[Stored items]
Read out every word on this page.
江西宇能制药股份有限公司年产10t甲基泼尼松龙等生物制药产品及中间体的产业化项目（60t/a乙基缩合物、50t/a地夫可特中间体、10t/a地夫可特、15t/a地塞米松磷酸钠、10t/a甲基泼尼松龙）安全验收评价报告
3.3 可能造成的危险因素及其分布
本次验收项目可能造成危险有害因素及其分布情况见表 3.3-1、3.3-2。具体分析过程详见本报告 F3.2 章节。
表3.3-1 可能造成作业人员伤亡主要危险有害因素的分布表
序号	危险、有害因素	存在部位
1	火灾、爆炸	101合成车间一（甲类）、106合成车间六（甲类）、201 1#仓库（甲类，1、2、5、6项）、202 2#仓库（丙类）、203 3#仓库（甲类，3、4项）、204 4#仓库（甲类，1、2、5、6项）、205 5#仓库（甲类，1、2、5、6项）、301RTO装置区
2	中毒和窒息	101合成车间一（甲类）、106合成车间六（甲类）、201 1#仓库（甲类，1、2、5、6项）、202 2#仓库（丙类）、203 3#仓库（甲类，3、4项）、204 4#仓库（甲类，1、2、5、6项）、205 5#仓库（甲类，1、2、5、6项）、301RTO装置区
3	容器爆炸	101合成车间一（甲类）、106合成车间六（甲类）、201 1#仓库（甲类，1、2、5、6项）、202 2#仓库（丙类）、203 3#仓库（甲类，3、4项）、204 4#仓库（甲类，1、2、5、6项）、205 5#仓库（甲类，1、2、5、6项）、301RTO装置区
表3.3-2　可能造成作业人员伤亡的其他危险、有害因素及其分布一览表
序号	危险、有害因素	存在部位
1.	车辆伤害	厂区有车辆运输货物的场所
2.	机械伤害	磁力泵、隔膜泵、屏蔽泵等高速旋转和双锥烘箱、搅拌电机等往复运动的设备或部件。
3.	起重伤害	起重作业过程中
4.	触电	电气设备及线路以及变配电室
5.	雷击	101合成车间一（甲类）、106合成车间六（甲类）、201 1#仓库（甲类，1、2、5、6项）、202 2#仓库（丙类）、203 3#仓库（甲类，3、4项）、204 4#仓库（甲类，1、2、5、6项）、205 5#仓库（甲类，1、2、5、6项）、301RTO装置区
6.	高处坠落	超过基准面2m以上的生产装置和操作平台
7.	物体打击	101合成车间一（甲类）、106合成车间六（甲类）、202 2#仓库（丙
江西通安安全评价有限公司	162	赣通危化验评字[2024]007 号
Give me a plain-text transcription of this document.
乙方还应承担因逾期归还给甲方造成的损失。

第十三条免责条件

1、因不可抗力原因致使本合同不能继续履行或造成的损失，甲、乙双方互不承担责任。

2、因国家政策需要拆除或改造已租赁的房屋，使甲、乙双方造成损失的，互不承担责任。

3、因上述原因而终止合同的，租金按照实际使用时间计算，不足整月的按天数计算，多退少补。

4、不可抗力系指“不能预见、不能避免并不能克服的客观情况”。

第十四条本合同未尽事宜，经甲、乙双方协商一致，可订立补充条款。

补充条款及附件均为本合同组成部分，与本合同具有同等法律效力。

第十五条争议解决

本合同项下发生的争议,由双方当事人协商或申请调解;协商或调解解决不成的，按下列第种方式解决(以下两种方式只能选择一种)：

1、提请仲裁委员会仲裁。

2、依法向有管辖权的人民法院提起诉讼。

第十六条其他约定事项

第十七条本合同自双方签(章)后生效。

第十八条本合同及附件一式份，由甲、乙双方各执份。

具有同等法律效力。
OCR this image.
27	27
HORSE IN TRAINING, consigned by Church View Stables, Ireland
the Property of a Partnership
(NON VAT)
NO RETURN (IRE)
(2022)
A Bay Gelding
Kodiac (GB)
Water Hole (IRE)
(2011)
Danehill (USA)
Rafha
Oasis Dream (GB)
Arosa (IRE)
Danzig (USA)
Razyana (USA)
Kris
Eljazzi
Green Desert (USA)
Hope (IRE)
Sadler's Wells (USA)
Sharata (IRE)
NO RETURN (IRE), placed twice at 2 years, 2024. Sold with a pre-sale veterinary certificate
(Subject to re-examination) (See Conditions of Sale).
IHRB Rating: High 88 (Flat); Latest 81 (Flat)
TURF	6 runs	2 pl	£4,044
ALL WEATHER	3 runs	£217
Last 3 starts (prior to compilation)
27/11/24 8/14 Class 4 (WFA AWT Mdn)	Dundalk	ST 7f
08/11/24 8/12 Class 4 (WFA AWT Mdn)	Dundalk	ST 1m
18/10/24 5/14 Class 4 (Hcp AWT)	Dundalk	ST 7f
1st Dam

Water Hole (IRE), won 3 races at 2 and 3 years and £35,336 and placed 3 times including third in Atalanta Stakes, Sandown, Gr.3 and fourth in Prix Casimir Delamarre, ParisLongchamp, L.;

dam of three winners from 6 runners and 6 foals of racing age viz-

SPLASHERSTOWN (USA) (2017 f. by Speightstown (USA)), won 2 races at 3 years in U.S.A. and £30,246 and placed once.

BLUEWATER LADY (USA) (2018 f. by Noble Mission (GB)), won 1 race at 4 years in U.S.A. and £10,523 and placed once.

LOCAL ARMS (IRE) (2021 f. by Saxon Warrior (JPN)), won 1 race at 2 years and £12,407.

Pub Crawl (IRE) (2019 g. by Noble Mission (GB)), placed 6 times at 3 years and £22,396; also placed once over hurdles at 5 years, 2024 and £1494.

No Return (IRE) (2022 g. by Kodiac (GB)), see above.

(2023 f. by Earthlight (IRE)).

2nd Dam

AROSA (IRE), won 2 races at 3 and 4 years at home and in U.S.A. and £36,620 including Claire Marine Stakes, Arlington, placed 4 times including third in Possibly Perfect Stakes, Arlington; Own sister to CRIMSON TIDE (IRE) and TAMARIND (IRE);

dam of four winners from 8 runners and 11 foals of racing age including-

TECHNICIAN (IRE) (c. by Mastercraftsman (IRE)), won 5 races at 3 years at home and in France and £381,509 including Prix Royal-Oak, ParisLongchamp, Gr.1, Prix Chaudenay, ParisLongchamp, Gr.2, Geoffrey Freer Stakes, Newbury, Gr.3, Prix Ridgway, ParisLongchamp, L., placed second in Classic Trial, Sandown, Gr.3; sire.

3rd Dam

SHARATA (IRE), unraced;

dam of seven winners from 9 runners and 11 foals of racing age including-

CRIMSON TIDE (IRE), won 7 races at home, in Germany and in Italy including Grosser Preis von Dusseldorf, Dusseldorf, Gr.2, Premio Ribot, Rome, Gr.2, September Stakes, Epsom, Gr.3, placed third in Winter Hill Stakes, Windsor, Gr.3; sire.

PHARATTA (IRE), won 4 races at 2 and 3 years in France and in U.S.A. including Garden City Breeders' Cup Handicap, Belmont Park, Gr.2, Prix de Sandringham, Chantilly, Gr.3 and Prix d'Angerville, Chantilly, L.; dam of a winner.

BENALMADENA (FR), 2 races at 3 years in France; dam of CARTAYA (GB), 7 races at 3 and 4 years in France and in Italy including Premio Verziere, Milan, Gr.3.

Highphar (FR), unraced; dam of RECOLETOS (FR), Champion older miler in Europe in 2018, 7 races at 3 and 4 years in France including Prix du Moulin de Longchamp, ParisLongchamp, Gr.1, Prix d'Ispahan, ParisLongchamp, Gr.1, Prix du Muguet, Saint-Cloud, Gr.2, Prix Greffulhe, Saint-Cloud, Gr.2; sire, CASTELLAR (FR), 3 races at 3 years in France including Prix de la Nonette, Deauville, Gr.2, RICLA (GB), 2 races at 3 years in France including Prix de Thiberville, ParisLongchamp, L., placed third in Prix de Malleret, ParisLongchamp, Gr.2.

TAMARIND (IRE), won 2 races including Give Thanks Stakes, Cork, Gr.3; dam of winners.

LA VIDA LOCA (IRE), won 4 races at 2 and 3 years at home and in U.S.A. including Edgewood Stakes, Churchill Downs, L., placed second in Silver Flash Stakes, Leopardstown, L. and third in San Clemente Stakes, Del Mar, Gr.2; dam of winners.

- SHORT EXERCISE
Gather and copy every line of the data in which the string "CRIMSON" is found.

- SOLVED EXERCISE
AROSA (IRE), won 2 races at 3 and 4 years at home and in U.S.A. and £36,620 including Claire Marine Stakes, Arlington, placed 4 times including third in Possibly Perfect Stakes, Arlington; Own sister to CRIMSON TIDE (IRE) and TAMARIND (IRE);
CRIMSON TIDE (IRE), won 7 races at home, in Germany and in Italy including Grosser Preis von Dusseldorf, Dusseldorf, Gr.2, Premio Ribot, Rome, Gr.2, September Stakes, Epsom, Gr.3, placed third in Winter Hill Stakes, Windsor, Gr.3; sire.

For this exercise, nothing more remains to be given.